**TASK STATEMENT:** Please copy the records between the lines holding "toc-item[interactable]: View Replied" and "instruction-line: −For first", inclusive, substituting "file-icon" for "document-icon" and leaving everything else unchanged.

[Layout coordinate data]
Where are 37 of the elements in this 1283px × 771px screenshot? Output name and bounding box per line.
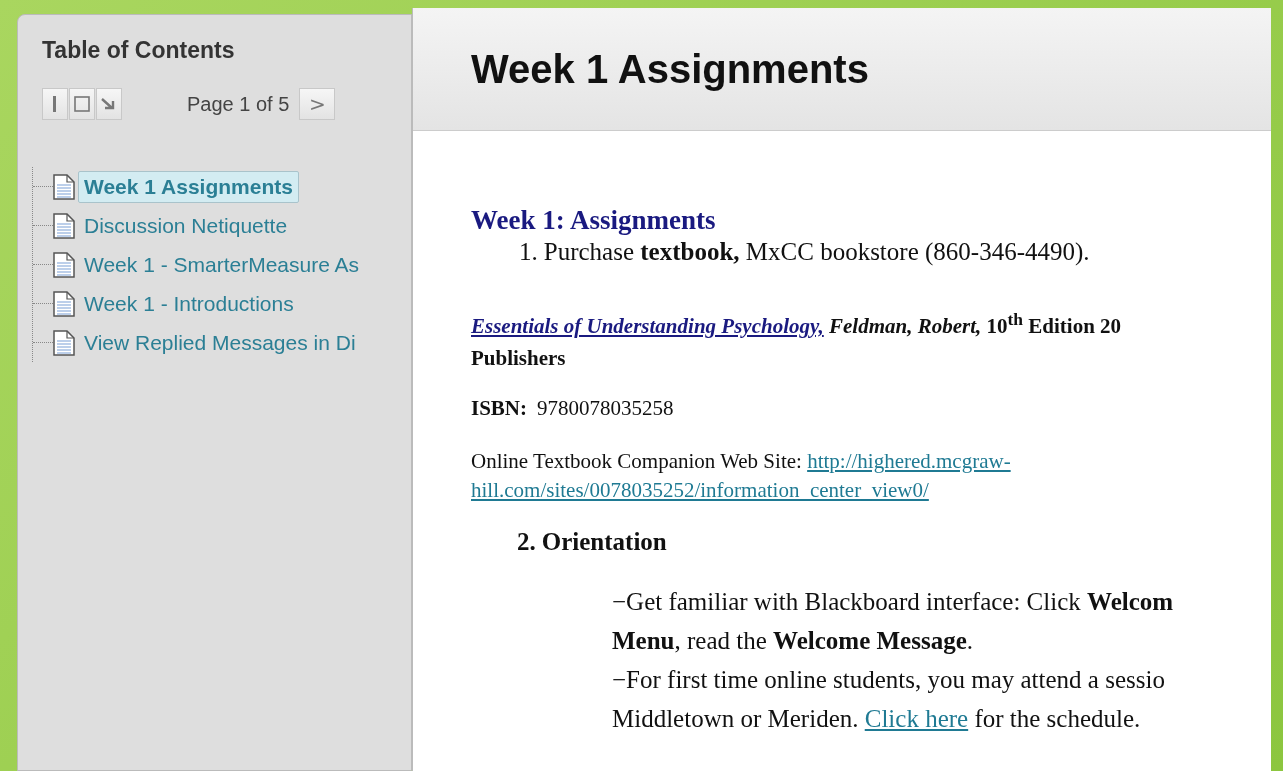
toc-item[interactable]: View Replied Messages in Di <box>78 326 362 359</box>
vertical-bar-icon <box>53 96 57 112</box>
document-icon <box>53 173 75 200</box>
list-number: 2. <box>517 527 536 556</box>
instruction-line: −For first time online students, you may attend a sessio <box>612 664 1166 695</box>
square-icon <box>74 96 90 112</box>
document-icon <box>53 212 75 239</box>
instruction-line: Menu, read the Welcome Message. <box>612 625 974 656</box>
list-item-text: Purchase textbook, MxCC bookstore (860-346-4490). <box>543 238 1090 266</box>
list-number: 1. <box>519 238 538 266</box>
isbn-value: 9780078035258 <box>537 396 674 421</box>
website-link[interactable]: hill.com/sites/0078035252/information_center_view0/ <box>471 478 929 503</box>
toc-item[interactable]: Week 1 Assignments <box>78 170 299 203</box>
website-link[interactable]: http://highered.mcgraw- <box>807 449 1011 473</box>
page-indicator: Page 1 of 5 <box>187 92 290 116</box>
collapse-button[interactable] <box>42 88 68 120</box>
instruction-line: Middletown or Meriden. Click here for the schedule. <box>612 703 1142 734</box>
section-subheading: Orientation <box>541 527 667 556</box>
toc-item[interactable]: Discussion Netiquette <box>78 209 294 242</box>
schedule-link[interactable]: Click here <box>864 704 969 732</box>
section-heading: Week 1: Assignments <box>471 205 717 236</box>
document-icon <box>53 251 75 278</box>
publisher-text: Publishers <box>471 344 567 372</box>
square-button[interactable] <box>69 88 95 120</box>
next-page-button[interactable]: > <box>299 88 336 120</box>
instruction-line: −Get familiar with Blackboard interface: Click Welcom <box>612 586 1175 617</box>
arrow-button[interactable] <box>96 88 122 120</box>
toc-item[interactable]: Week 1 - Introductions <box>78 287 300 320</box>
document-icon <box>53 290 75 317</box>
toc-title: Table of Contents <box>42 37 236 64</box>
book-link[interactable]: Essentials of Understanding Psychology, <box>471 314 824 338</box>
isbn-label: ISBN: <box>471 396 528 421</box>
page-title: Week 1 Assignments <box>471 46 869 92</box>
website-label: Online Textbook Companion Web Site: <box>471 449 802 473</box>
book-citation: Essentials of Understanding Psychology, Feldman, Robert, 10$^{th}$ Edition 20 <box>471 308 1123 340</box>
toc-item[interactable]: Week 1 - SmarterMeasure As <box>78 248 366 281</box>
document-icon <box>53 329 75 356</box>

**ANSWER IN FULL:**
toc-item[interactable]: View Replied Messages in Di <box>78 326 362 359</box>
vertical-bar-icon <box>53 96 57 112</box>
file-icon <box>53 173 75 200</box>
list-number: 2. <box>517 527 536 556</box>
instruction-line: −For first time online students, you may attend a sessio <box>612 664 1166 695</box>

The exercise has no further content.